* _Written task_
Write out each line that follows exactly as it stands, without the pictures.

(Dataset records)
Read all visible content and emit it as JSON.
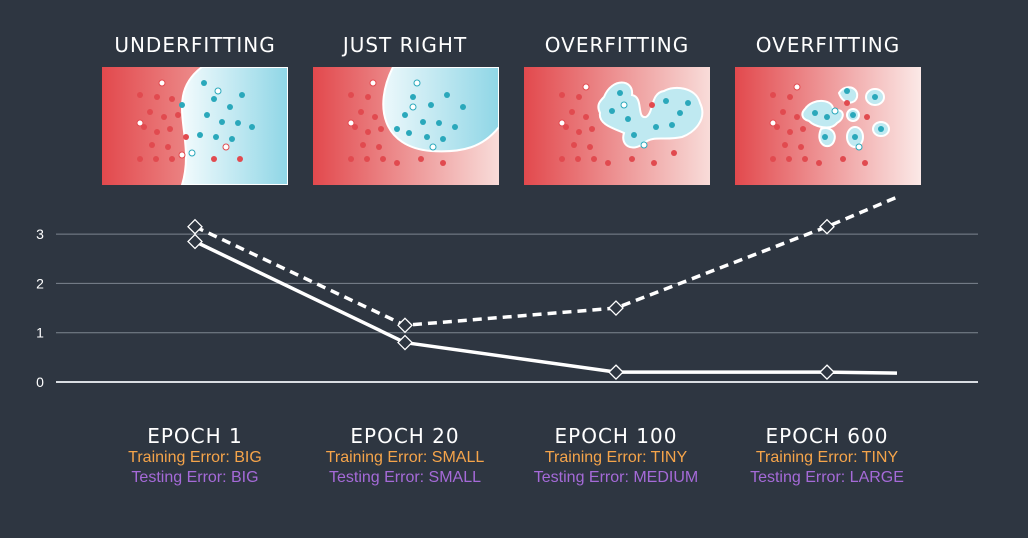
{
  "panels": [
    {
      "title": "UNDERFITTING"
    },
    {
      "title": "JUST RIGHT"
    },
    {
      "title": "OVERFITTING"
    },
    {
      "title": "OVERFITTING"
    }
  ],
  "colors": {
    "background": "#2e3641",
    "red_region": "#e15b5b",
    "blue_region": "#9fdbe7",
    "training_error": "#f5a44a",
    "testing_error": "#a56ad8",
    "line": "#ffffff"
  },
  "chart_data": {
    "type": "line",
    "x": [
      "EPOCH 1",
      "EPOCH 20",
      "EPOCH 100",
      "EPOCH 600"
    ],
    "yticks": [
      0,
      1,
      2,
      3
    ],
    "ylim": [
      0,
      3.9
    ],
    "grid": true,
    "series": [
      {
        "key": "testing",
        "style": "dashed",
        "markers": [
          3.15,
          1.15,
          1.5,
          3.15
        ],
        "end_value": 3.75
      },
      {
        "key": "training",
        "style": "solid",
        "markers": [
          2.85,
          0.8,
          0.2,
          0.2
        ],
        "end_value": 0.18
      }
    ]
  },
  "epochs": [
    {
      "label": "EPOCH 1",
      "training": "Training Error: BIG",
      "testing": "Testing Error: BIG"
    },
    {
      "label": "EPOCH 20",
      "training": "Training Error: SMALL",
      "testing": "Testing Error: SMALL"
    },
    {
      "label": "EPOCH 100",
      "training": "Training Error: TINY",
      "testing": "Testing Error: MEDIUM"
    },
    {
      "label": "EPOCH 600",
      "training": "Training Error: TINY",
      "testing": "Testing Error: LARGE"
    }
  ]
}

* _In response_
Read all visible content and emit it as JSON.
{
  "panels": [
    {
      "title": "UNDERFITTING"
    },
    {
      "title": "JUST RIGHT"
    },
    {
      "title": "OVERFITTING"
    },
    {
      "title": "OVERFITTING"
    }
  ],
  "colors": {
    "background": "#2e3641",
    "red_region": "#e15b5b",
    "blue_region": "#9fdbe7",
    "training_error": "#f5a44a",
    "testing_error": "#a56ad8",
    "line": "#ffffff"
  },
  "chart_data": {
    "type": "line",
    "x": [
      "EPOCH 1",
      "EPOCH 20",
      "EPOCH 100",
      "EPOCH 600"
    ],
    "yticks": [
      0,
      1,
      2,
      3
    ],
    "ylim": [
      0,
      3.9
    ],
    "grid": true,
    "series": [
      {
        "key": "testing",
        "style": "dashed",
        "markers": [
          3.15,
          1.15,
          1.5,
          3.15
        ],
        "end_value": 3.75
      },
      {
        "key": "training",
        "style": "solid",
        "markers": [
          2.85,
          0.8,
          0.2,
          0.2
        ],
        "end_value": 0.18
      }
    ]
  },
  "epochs": [
    {
      "label": "EPOCH 1",
      "training": "Training Error: BIG",
      "testing": "Testing Error: BIG"
    },
    {
      "label": "EPOCH 20",
      "training": "Training Error: SMALL",
      "testing": "Testing Error: SMALL"
    },
    {
      "label": "EPOCH 100",
      "training": "Training Error: TINY",
      "testing": "Testing Error: MEDIUM"
    },
    {
      "label": "EPOCH 600",
      "training": "Training Error: TINY",
      "testing": "Testing Error: LARGE"
    }
  ]
}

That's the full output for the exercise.